▸ **Exercise objective**: According to the NBA Christmas article, which two teams play the 12 p.m. ET game that opens the day?

Basketball fans will wake up on Tuesday morning to find a full slate of NBA games under their Christmas trees, beginning with a 12 p.m. ET tip between the Boston Celtics and Brooklyn Nets, ending with a prime-time West Coast battle between the streaking Los Angeles Clippers and Denver Nuggets, and featuring a trio of marquee stocking-stuffer matchups crammed in the middle. One of those hotly anticipated contests will see the Atlantic Division-leading New York Knicks travel to Hollywood to take on the 13-14 Los Angeles Lakers, who've struggled out of the gate due in part to injuries to stars like Dwight Howard, Steve Nash and Pau Gasol, but are finally starting to get healthy as the new year approaches.

While a jam-packed day of hoops is just about the perfect present for any NBA die-hard — assuming, of course, your local music retailer was all sold out of "A Very NBA Christmas" — it's not always so nice for the athletes who have to lace 'em up instead of relaxing with the family. To hear Lakers forward Metta World Peace tell it, the regular work schedule not only bums out his young ones — it actually makes him forget about the holiday entirely. From Ben Bolch of the Los Angeles Times:

"My kids don't like it. My youngest doesn't like it at all," [he] said. "I'm to a point now I forget it's Christmas, to tell you the truth. I buy the presents and I'm never home, so I totally forget about Christmas."

Methinks Ron-Ron's exaggerating just a bit about going all "Memento" about the merriment and mistletoe — after all, he did take part in belting out the Lakers' recent rendition of "Deck the Halls", and has gone on recordwith Jeff Zilgitt of USA TODAY Sports as someone who he loves Christmas music: "Like I love when it's like Nov. 28 and you hear that first Christmas song. That's the best feeling ever."

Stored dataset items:
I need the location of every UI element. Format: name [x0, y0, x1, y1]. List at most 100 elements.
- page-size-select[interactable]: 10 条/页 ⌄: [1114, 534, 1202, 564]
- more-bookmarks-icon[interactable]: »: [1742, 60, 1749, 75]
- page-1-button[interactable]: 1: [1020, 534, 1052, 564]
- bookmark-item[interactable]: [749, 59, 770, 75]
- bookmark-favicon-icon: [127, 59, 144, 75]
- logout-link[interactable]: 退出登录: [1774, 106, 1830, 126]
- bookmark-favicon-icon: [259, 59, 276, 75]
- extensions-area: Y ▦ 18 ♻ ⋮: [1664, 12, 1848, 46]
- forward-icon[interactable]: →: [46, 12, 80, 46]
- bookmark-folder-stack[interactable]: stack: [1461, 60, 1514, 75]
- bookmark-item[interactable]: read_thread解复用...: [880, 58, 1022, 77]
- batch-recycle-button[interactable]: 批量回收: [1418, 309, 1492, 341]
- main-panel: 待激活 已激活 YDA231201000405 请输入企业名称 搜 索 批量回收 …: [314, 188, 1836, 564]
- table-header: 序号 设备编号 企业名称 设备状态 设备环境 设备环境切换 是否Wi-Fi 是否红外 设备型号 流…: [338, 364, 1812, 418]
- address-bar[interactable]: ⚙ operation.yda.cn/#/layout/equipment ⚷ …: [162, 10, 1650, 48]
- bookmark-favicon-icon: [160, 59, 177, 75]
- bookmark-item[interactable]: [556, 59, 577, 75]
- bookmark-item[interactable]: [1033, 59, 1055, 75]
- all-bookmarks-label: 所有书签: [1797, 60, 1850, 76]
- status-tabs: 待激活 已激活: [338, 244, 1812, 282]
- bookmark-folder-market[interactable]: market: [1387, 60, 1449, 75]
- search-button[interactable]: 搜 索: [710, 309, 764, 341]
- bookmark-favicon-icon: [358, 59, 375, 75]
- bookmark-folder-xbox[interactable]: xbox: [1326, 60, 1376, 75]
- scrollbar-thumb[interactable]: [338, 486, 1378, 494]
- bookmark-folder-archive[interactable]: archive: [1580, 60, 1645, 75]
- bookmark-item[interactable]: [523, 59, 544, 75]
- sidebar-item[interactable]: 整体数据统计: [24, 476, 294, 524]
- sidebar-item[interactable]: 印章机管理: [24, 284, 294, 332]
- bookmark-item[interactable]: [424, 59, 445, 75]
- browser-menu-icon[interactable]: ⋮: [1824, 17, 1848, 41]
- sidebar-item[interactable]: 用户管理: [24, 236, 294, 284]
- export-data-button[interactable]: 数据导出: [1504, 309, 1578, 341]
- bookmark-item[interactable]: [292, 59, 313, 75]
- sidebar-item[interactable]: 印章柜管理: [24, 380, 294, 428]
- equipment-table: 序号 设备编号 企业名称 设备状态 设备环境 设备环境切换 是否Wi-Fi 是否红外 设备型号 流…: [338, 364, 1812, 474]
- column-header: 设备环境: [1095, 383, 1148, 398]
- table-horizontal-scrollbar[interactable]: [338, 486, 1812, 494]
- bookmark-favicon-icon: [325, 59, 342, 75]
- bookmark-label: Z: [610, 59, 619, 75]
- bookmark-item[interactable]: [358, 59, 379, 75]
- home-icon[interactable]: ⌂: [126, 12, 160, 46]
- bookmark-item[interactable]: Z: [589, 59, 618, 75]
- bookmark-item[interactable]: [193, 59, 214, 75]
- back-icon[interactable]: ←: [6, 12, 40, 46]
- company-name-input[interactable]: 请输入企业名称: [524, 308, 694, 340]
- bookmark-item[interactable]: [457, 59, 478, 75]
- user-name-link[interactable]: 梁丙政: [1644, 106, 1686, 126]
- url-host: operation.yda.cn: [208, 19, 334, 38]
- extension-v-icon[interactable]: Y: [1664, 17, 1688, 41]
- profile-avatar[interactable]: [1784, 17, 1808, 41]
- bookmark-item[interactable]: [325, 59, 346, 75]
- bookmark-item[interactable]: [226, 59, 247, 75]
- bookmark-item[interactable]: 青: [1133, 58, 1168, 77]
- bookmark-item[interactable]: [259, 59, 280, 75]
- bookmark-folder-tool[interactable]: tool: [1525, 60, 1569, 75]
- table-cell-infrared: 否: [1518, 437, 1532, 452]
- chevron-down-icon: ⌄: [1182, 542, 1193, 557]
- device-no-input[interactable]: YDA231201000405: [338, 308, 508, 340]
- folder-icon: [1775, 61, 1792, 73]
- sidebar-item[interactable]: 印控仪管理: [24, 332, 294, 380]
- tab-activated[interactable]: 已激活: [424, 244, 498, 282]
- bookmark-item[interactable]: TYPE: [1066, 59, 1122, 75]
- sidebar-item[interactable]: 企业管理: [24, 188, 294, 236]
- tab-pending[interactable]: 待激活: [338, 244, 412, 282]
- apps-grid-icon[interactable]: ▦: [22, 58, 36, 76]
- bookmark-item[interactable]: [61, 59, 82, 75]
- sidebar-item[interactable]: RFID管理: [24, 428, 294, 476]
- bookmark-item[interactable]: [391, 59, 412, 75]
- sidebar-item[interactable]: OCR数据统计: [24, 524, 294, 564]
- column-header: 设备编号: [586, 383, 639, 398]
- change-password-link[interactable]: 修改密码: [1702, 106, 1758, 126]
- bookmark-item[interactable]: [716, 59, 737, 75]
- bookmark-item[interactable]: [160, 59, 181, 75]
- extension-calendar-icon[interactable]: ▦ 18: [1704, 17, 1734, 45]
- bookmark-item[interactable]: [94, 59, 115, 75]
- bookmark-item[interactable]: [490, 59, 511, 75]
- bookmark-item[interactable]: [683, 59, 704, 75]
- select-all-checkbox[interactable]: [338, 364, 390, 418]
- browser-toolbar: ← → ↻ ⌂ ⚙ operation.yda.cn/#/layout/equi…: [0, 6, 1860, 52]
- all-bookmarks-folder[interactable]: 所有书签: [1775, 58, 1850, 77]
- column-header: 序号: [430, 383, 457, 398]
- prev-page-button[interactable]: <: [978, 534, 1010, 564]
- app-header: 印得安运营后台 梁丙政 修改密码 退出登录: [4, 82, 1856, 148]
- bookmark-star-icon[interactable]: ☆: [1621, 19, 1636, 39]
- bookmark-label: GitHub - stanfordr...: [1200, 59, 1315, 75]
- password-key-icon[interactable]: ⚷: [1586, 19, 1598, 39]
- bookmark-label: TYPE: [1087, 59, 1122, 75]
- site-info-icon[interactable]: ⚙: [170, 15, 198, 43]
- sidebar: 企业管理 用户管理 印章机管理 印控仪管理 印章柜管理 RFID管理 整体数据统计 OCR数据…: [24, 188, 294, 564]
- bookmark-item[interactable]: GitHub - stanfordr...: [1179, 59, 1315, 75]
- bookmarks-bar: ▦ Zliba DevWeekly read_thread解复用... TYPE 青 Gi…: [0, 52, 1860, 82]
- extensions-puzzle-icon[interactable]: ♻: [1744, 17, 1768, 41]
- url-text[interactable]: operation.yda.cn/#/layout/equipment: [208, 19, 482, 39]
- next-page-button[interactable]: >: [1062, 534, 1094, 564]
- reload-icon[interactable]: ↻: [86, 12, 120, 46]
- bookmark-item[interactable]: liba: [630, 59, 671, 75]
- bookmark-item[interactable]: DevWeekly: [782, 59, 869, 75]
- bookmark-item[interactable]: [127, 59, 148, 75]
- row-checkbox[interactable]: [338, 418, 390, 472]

▸ **Answer to the exercise**: The Boston Celtics and the Brooklyn Nets.